[OBJECTIVE] Can you print every record below exactly as written?

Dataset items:
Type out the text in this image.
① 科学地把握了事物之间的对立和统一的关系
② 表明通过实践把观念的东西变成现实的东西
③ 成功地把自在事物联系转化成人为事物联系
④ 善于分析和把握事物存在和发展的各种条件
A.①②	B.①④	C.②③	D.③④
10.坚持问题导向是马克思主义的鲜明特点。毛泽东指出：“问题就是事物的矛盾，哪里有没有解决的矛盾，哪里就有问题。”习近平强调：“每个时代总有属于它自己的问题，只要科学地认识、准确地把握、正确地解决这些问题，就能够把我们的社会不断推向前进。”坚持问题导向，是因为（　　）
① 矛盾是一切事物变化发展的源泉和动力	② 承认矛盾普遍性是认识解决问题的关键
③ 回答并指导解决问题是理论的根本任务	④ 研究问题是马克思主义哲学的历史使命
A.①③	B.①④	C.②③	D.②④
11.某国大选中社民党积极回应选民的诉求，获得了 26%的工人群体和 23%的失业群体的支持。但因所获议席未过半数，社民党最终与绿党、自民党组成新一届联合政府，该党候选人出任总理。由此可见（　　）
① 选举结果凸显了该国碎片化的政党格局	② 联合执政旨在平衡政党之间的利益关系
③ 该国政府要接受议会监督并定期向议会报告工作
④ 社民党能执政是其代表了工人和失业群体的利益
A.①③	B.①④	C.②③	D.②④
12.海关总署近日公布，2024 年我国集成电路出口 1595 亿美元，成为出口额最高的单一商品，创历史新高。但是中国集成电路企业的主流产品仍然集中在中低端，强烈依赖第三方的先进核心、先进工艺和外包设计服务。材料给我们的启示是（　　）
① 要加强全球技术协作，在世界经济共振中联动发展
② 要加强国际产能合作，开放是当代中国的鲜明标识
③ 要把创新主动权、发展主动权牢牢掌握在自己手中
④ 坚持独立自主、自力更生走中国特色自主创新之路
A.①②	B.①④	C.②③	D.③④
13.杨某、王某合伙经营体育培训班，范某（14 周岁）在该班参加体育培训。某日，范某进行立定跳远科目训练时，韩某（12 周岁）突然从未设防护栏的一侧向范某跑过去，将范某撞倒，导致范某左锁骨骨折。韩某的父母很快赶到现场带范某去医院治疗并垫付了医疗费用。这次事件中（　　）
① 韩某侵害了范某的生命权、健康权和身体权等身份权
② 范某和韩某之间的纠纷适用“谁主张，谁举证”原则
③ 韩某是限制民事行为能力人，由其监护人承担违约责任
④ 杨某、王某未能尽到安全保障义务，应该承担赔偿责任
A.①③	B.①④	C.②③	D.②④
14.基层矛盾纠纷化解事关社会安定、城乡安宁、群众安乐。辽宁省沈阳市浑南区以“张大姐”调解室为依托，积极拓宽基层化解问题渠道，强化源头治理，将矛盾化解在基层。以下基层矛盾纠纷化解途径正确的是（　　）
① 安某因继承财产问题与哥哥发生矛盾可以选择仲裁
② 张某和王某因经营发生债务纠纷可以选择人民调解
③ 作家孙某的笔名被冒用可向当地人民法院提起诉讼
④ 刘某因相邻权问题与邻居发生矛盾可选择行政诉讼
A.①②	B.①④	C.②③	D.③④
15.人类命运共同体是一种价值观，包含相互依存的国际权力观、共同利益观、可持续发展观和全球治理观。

[TASK RESULT]
Type out the text in this image.
① 科学地把握了事物之间的对立和统一的关系
② 表明通过实践把观念的东西变成现实的东西
③ 成功地把自在事物联系转化成人为事物联系
④ 善于分析和把握事物存在和发展的各种条件
A.①②	B.①④	C.②③	D.③④
10.坚持问题导向是马克思主义的鲜明特点。毛泽东指出：“问题就是事物的矛盾，哪里有没有解决的矛盾，哪里就有问题。”习近平强调：“每个时代总有属于它自己的问题，只要科学地认识、准确地把握、正确地解决这些问题，就能够把我们的社会不断推向前进。”坚持问题导向，是因为（　　）
① 矛盾是一切事物变化发展的源泉和动力	② 承认矛盾普遍性是认识解决问题的关键
③ 回答并指导解决问题是理论的根本任务	④ 研究问题是马克思主义哲学的历史使命
A.①③	B.①④	C.②③	D.②④
11.某国大选中社民党积极回应选民的诉求，获得了 26%的工人群体和 23%的失业群体的支持。但因所获议席未过半数，社民党最终与绿党、自民党组成新一届联合政府，该党候选人出任总理。由此可见（　　）
① 选举结果凸显了该国碎片化的政党格局	② 联合执政旨在平衡政党之间的利益关系
③ 该国政府要接受议会监督并定期向议会报告工作
④ 社民党能执政是其代表了工人和失业群体的利益
A.①③	B.①④	C.②③	D.②④
12.海关总署近日公布，2024 年我国集成电路出口 1595 亿美元，成为出口额最高的单一商品，创历史新高。但是中国集成电路企业的主流产品仍然集中在中低端，强烈依赖第三方的先进核心、先进工艺和外包设计服务。材料给我们的启示是（　　）
① 要加强全球技术协作，在世界经济共振中联动发展
② 要加强国际产能合作，开放是当代中国的鲜明标识
③ 要把创新主动权、发展主动权牢牢掌握在自己手中
④ 坚持独立自主、自力更生走中国特色自主创新之路
A.①②	B.①④	C.②③	D.③④
13.杨某、王某合伙经营体育培训班，范某（14 周岁）在该班参加体育培训。某日，范某进行立定跳远科目训练时，韩某（12 周岁）突然从未设防护栏的一侧向范某跑过去，将范某撞倒，导致范某左锁骨骨折。韩某的父母很快赶到现场带范某去医院治疗并垫付了医疗费用。这次事件中（　　）
① 韩某侵害了范某的生命权、健康权和身体权等身份权
② 范某和韩某之间的纠纷适用“谁主张，谁举证”原则
③ 韩某是限制民事行为能力人，由其监护人承担违约责任
④ 杨某、王某未能尽到安全保障义务，应该承担赔偿责任
A.①③	B.①④	C.②③	D.②④
14.基层矛盾纠纷化解事关社会安定、城乡安宁、群众安乐。辽宁省沈阳市浑南区以“张大姐”调解室为依托，积极拓宽基层化解问题渠道，强化源头治理，将矛盾化解在基层。以下基层矛盾纠纷化解途径正确的是（　　）
① 安某因继承财产问题与哥哥发生矛盾可以选择仲裁
② 张某和王某因经营发生债务纠纷可以选择人民调解
③ 作家孙某的笔名被冒用可向当地人民法院提起诉讼
④ 刘某因相邻权问题与邻居发生矛盾可选择行政诉讼
A.①②	B.①④	C.②③	D.③④
15.人类命运共同体是一种价值观，包含相互依存的国际权力观、共同利益观、可持续发展观和全球治理观。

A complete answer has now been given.